Provided information:

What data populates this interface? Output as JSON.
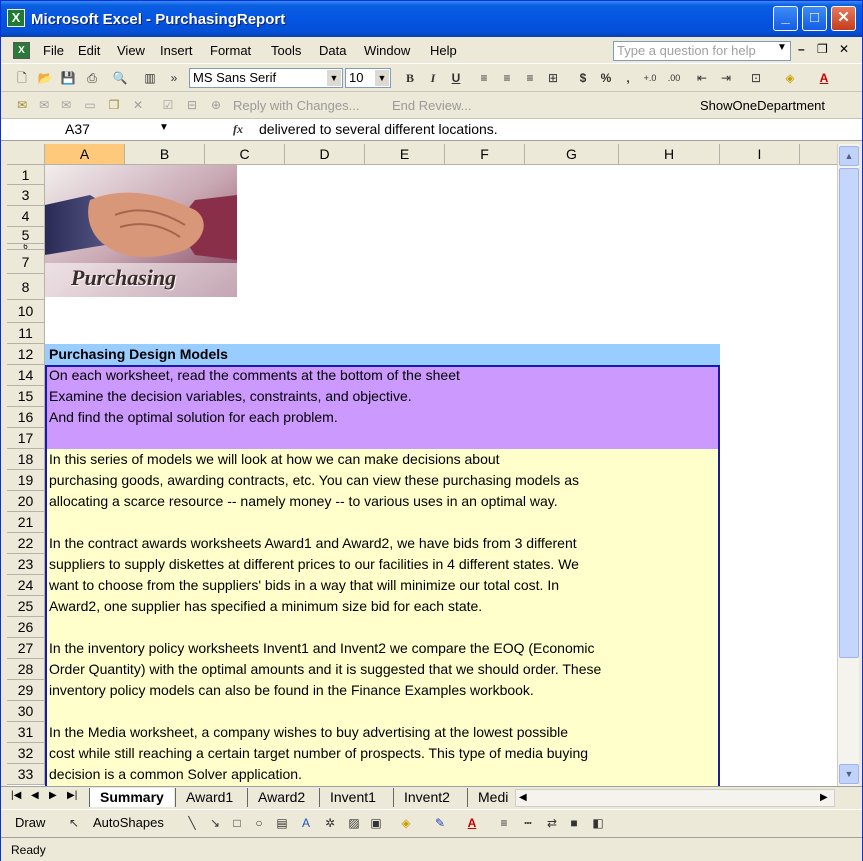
{
  "window": {
    "title": "Microsoft Excel - PurchasingReport",
    "app_icon": "X",
    "min": "_",
    "max": "□",
    "close": "✕"
  },
  "menu": {
    "items": [
      "File",
      "Edit",
      "View",
      "Insert",
      "Format",
      "Tools",
      "Data",
      "Window",
      "Help"
    ],
    "help_placeholder": "Type a question for help"
  },
  "format_toolbar": {
    "font_name": "MS Sans Serif",
    "font_size": "10"
  },
  "review_toolbar": {
    "reply": "Reply with Changes...",
    "end_review": "End Review...",
    "show_dept": "ShowOneDepartment"
  },
  "formula_bar": {
    "name_box": "A37",
    "fx": "fx",
    "formula": "delivered to several different locations."
  },
  "columns": [
    "A",
    "B",
    "C",
    "D",
    "E",
    "F",
    "G",
    "H",
    "I"
  ],
  "rows": [
    "1",
    "3",
    "4",
    "5",
    "6",
    "7",
    "8",
    "10",
    "11",
    "12",
    "14",
    "15",
    "16",
    "17",
    "18",
    "19",
    "20",
    "21",
    "22",
    "23",
    "24",
    "25",
    "26",
    "27",
    "28",
    "29",
    "30",
    "31",
    "32",
    "33"
  ],
  "picture": {
    "caption": "Purchasing"
  },
  "cells": {
    "header": "Purchasing Design Models",
    "purple": [
      "On each worksheet, read the comments at the bottom of the sheet",
      "Examine the decision variables, constraints, and objective.",
      "And find the optimal solution for each problem."
    ],
    "body": [
      "In this series of models we will look at how we can make decisions about",
      "purchasing goods, awarding contracts, etc.  You can view these purchasing models as",
      "allocating a scarce resource -- namely money -- to various uses in an optimal way.",
      "",
      "In the contract awards worksheets Award1 and Award2, we have bids from 3 different",
      "suppliers to supply diskettes at different prices to our facilities in 4 different states.  We",
      "want to choose from the suppliers' bids in a way that will minimize our total cost.  In",
      "Award2, one supplier has specified a minimum size bid for each state.",
      "",
      "In the inventory policy worksheets Invent1 and Invent2 we compare the EOQ (Economic",
      "Order Quantity) with the optimal amounts and it is suggested that we should order. These",
      "inventory policy models can also be found in the Finance Examples workbook.",
      "",
      "In the Media worksheet, a company wishes to buy advertising at the lowest possible",
      "cost while still reaching a certain target number of prospects.  This type of media buying",
      "decision is a common Solver application."
    ]
  },
  "sheet_tabs": [
    "Summary",
    "Award1",
    "Award2",
    "Invent1",
    "Invent2",
    "Medi"
  ],
  "drawing_toolbar": {
    "draw": "Draw",
    "autoshapes": "AutoShapes"
  },
  "status": {
    "text": "Ready"
  },
  "colors": {
    "header_band": "#99ccff",
    "purple_band": "#cc99ff",
    "yellow_band": "#ffffcc",
    "border": "#1a1aa8"
  }
}
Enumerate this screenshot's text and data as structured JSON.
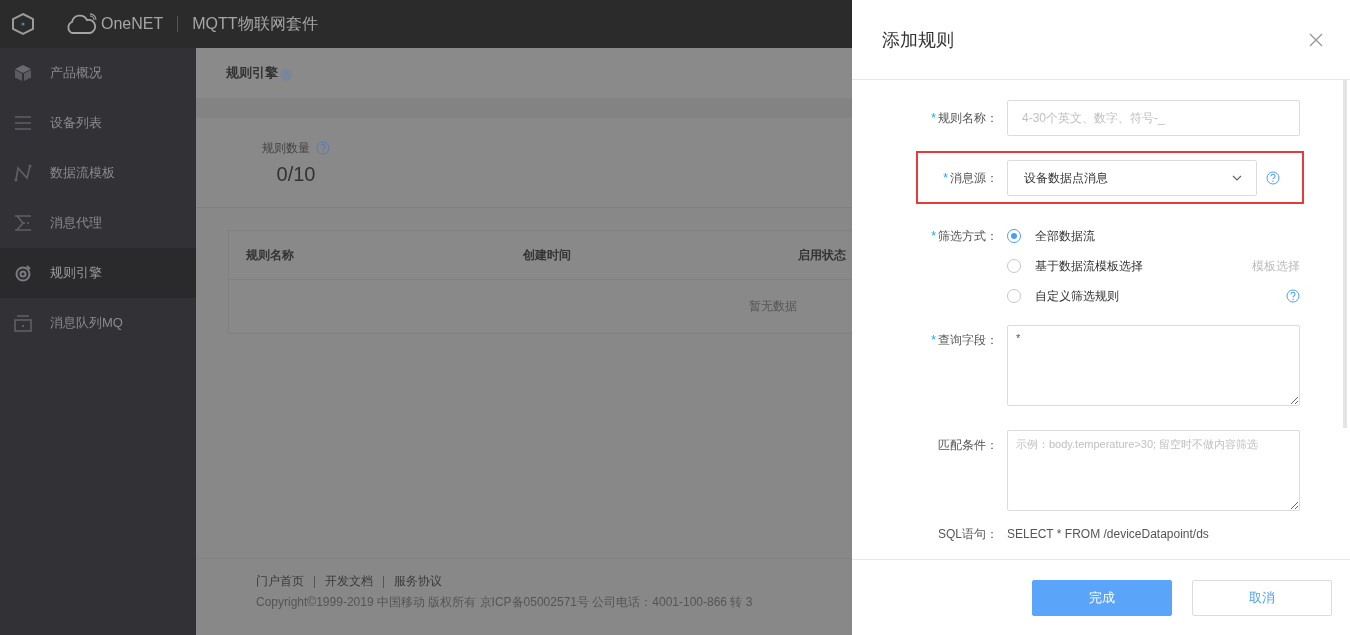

Given request:
Copy out all of the material exactly as written, without its pictures.

Exercise solution:
What data populates this interface? Output as JSON.
{
  "window": {
    "title": "Microsoft Excel - PurchasingReport",
    "app_icon": "X",
    "min": "_",
    "max": "□",
    "close": "✕"
  },
  "menu": {
    "items": [
      "File",
      "Edit",
      "View",
      "Insert",
      "Format",
      "Tools",
      "Data",
      "Window",
      "Help"
    ],
    "help_placeholder": "Type a question for help"
  },
  "format_toolbar": {
    "font_name": "MS Sans Serif",
    "font_size": "10"
  },
  "review_toolbar": {
    "reply": "Reply with Changes...",
    "end_review": "End Review...",
    "show_dept": "ShowOneDepartment"
  },
  "formula_bar": {
    "name_box": "A37",
    "fx": "fx",
    "formula": "delivered to several different locations."
  },
  "columns": [
    "A",
    "B",
    "C",
    "D",
    "E",
    "F",
    "G",
    "H",
    "I"
  ],
  "rows": [
    "1",
    "3",
    "4",
    "5",
    "6",
    "7",
    "8",
    "10",
    "11",
    "12",
    "14",
    "15",
    "16",
    "17",
    "18",
    "19",
    "20",
    "21",
    "22",
    "23",
    "24",
    "25",
    "26",
    "27",
    "28",
    "29",
    "30",
    "31",
    "32",
    "33"
  ],
  "picture": {
    "caption": "Purchasing"
  },
  "cells": {
    "header": "Purchasing Design Models",
    "purple": [
      "On each worksheet, read the comments at the bottom of the sheet",
      "Examine the decision variables, constraints, and objective.",
      "And find the optimal solution for each problem."
    ],
    "body": [
      "In this series of models we will look at how we can make decisions about",
      "purchasing goods, awarding contracts, etc.  You can view these purchasing models as",
      "allocating a scarce resource -- namely money -- to various uses in an optimal way.",
      "",
      "In the contract awards worksheets Award1 and Award2, we have bids from 3 different",
      "suppliers to supply diskettes at different prices to our facilities in 4 different states.  We",
      "want to choose from the suppliers' bids in a way that will minimize our total cost.  In",
      "Award2, one supplier has specified a minimum size bid for each state.",
      "",
      "In the inventory policy worksheets Invent1 and Invent2 we compare the EOQ (Economic",
      "Order Quantity) with the optimal amounts and it is suggested that we should order. These",
      "inventory policy models can also be found in the Finance Examples workbook.",
      "",
      "In the Media worksheet, a company wishes to buy advertising at the lowest possible",
      "cost while still reaching a certain target number of prospects.  This type of media buying",
      "decision is a common Solver application."
    ]
  },
  "sheet_tabs": [
    "Summary",
    "Award1",
    "Award2",
    "Invent1",
    "Invent2",
    "Medi"
  ],
  "drawing_toolbar": {
    "draw": "Draw",
    "autoshapes": "AutoShapes"
  },
  "status": {
    "text": "Ready"
  },
  "colors": {
    "header_band": "#99ccff",
    "purple_band": "#cc99ff",
    "yellow_band": "#ffffcc",
    "border": "#1a1aa8"
  }
}
Enumerate this screenshot's text and data as structured JSON.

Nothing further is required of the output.